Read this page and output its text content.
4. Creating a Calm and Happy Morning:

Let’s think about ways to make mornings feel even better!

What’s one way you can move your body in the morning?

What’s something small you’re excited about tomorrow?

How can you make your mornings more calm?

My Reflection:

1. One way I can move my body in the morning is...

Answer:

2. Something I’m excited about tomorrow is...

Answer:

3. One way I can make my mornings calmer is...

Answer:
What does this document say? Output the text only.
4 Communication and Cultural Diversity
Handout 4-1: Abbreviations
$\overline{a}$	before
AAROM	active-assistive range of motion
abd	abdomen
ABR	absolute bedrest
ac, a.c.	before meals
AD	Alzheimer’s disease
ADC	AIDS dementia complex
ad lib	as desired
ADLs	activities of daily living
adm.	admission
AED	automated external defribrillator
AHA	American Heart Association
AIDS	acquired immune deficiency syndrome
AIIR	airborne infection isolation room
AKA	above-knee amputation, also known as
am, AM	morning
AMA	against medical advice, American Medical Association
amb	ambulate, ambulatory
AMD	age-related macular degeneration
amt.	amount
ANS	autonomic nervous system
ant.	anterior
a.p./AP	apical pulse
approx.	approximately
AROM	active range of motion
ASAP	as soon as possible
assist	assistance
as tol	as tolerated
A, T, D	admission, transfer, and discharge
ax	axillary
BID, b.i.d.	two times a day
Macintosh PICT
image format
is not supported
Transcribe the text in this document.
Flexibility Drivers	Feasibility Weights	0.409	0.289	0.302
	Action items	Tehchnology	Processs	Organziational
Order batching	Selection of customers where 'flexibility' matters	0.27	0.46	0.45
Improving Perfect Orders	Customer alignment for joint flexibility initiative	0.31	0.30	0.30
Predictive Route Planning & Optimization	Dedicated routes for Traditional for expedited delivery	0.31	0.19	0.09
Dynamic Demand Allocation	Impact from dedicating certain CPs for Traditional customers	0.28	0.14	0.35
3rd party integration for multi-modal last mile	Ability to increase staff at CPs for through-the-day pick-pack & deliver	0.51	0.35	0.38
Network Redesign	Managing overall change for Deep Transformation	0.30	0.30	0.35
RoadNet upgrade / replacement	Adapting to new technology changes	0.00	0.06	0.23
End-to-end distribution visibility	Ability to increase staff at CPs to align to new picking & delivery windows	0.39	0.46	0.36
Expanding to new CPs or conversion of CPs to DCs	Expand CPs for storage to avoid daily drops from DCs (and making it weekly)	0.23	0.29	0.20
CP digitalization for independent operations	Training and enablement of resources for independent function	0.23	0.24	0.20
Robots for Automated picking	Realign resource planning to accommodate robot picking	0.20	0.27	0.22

◆ ◆ ◆

Copy out the full set of records precisely, leaving nothing out.

*Problem solution*:
Read this page and output its text content.
4. Creating a Calm and Happy Morning:

Let’s think about ways to make mornings feel even better!

What’s one way you can move your body in the morning?

What’s something small you’re excited about tomorrow?

How can you make your mornings more calm?

My Reflection:

1. One way I can move my body in the morning is...

Answer:

2. Something I’m excited about tomorrow is...

Answer:

3. One way I can make my mornings calmer is...

Answer:
What does this document say? Output the text only.
4 Communication and Cultural Diversity
Handout 4-1: Abbreviations
$\overline{a}$	before
AAROM	active-assistive range of motion
abd	abdomen
ABR	absolute bedrest
ac, a.c.	before meals
AD	Alzheimer’s disease
ADC	AIDS dementia complex
ad lib	as desired
ADLs	activities of daily living
adm.	admission
AED	automated external defribrillator
AHA	American Heart Association
AIDS	acquired immune deficiency syndrome
AIIR	airborne infection isolation room
AKA	above-knee amputation, also known as
am, AM	morning
AMA	against medical advice, American Medical Association
amb	ambulate, ambulatory
AMD	age-related macular degeneration
amt.	amount
ANS	autonomic nervous system
ant.	anterior
a.p./AP	apical pulse
approx.	approximately
AROM	active range of motion
ASAP	as soon as possible
assist	assistance
as tol	as tolerated
A, T, D	admission, transfer, and discharge
ax	axillary
BID, b.i.d.	two times a day
Macintosh PICT
image format
is not supported
Transcribe the text in this document.
Flexibility Drivers	Feasibility Weights	0.409	0.289	0.302
	Action items	Tehchnology	Processs	Organziational
Order batching	Selection of customers where 'flexibility' matters	0.27	0.46	0.45
Improving Perfect Orders	Customer alignment for joint flexibility initiative	0.31	0.30	0.30
Predictive Route Planning & Optimization	Dedicated routes for Traditional for expedited delivery	0.31	0.19	0.09
Dynamic Demand Allocation	Impact from dedicating certain CPs for Traditional customers	0.28	0.14	0.35
3rd party integration for multi-modal last mile	Ability to increase staff at CPs for through-the-day pick-pack & deliver	0.51	0.35	0.38
Network Redesign	Managing overall change for Deep Transformation	0.30	0.30	0.35
RoadNet upgrade / replacement	Adapting to new technology changes	0.00	0.06	0.23
End-to-end distribution visibility	Ability to increase staff at CPs to align to new picking & delivery windows	0.39	0.46	0.36
Expanding to new CPs or conversion of CPs to DCs	Expand CPs for storage to avoid daily drops from DCs (and making it weekly)	0.23	0.29	0.20
CP digitalization for independent operations	Training and enablement of resources for independent function	0.23	0.24	0.20
Robots for Automated picking	Realign resource planning to accommodate robot picking	0.20	0.27	0.22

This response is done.